# [Stated task]
Pick out each line containing the string "caption".

## begin Source data

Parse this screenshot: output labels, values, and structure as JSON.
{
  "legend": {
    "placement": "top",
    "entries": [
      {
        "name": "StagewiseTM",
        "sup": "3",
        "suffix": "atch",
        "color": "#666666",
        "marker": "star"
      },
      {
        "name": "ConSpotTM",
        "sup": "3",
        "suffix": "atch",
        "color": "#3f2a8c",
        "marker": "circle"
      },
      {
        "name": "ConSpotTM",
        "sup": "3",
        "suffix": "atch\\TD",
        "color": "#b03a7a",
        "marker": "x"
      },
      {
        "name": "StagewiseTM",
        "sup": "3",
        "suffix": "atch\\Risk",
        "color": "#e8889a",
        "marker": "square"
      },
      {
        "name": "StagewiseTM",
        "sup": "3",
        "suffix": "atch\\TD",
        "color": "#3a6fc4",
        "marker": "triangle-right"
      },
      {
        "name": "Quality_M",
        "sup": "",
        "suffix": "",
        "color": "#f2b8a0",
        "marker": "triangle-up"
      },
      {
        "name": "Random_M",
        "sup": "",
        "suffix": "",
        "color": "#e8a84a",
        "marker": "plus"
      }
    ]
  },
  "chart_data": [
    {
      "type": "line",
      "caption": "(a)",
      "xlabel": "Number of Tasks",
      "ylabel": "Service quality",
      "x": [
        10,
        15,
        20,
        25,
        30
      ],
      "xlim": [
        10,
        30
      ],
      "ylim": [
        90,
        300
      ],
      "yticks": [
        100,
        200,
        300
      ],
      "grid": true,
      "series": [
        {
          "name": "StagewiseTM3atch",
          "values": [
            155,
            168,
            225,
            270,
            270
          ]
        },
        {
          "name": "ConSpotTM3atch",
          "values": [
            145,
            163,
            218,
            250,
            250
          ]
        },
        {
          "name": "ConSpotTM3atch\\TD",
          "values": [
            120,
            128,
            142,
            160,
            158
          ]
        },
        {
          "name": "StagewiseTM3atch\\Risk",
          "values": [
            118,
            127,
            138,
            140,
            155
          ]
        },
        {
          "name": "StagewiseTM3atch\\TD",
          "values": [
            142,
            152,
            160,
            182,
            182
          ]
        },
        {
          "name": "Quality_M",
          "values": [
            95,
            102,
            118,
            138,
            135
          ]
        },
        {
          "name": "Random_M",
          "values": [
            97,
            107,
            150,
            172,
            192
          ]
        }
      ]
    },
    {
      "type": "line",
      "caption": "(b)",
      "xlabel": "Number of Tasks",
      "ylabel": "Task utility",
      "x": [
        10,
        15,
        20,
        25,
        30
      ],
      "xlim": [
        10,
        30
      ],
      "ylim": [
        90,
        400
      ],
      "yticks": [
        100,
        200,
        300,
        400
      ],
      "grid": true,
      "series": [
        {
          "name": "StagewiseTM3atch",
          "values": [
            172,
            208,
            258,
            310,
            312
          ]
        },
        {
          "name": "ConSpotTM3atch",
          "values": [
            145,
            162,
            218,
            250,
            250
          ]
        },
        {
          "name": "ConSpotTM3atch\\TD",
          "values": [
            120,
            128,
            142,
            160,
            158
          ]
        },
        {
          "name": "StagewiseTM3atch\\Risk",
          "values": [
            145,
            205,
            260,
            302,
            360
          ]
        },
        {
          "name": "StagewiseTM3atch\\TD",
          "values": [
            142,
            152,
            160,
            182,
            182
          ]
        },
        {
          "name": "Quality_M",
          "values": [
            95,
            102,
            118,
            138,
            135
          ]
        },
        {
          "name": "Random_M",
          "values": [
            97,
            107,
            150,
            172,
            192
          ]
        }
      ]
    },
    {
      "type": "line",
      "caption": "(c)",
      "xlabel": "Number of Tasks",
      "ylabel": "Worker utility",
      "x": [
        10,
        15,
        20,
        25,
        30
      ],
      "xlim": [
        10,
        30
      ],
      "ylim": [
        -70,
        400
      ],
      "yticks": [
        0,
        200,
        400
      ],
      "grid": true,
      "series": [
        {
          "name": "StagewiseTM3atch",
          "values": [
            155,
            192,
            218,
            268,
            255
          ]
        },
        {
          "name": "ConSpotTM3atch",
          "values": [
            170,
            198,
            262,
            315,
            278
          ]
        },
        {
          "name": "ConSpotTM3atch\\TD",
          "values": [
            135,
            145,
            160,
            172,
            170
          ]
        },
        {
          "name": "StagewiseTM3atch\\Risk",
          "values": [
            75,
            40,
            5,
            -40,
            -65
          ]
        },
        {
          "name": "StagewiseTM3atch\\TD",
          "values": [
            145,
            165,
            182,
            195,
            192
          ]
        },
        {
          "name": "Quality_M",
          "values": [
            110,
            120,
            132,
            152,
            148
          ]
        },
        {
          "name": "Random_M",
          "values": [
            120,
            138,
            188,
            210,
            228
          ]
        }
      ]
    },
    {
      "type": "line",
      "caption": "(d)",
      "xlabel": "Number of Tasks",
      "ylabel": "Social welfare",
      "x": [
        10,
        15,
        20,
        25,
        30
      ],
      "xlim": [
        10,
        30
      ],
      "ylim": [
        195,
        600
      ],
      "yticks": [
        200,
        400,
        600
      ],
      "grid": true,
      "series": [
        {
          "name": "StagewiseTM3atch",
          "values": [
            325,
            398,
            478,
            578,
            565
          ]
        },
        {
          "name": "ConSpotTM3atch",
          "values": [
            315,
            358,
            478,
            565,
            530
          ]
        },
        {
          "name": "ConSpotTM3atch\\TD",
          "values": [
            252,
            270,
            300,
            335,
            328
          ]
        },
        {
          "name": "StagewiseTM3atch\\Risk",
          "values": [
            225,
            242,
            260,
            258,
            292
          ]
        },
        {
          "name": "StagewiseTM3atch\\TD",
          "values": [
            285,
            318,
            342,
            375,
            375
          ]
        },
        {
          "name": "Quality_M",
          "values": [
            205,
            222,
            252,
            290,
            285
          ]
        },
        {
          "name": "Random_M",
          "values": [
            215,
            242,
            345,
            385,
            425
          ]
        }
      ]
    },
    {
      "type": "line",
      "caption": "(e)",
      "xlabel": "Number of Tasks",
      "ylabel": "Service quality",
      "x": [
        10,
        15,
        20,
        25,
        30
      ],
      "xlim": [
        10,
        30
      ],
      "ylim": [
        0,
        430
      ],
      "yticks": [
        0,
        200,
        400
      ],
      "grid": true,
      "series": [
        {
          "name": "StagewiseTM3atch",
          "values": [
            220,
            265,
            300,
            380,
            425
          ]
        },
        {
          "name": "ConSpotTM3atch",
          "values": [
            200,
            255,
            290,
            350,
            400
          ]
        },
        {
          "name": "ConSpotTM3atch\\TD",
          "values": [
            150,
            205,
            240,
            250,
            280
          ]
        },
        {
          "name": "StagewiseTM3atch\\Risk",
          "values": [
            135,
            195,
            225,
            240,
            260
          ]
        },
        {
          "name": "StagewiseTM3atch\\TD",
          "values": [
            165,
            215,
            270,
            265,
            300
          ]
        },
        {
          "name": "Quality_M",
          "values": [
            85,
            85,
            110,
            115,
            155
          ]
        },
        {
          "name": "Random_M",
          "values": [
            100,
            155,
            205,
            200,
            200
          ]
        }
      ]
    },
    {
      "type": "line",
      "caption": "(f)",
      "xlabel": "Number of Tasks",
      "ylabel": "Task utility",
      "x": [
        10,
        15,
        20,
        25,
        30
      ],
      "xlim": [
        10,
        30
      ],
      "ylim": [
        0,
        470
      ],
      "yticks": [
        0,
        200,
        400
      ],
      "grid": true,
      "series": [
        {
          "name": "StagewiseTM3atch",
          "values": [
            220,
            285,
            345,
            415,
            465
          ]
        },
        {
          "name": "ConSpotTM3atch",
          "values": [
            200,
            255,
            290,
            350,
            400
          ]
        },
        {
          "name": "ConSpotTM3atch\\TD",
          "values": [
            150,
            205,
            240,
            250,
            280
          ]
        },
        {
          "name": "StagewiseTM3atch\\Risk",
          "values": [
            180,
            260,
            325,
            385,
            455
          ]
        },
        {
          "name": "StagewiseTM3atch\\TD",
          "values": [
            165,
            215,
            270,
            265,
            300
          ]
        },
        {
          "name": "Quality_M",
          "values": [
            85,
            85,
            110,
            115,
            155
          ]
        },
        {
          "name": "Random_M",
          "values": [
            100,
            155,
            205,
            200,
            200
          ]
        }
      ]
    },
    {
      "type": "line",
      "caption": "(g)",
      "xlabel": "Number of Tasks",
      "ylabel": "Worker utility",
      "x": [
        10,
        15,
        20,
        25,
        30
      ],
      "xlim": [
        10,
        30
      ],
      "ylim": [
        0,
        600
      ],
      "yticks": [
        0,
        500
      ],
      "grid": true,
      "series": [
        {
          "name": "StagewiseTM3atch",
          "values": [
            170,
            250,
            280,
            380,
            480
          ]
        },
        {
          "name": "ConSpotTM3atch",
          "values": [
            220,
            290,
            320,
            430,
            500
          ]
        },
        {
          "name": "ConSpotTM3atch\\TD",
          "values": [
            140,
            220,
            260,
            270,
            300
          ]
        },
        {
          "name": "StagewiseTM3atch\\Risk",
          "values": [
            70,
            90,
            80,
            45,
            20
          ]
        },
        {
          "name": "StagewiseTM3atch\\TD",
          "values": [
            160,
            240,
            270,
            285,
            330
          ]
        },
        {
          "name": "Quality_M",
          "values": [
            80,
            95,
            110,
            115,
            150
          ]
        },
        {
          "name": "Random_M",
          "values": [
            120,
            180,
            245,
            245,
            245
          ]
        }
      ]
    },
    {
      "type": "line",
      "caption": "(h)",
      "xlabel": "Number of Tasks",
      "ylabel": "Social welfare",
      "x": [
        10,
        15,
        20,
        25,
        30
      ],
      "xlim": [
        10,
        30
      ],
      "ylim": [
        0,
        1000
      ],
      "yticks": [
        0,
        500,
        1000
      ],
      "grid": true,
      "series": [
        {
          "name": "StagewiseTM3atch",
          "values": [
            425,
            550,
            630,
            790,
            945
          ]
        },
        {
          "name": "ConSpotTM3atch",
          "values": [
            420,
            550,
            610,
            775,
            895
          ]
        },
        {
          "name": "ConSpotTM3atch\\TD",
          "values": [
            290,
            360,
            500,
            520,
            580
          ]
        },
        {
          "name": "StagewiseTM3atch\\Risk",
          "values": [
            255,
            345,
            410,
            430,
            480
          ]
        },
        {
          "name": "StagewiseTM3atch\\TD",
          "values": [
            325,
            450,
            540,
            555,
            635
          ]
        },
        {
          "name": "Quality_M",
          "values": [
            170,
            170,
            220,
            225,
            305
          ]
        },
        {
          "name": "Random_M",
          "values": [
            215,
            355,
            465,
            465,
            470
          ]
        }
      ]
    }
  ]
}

## end Source data

# [Solution to this task]
      "caption": "(a)",
      "caption": "(b)",
      "caption": "(c)",
      "caption": "(d)",
      "caption": "(e)",
      "caption": "(f)",
      "caption": "(g)",
      "caption": "(h)",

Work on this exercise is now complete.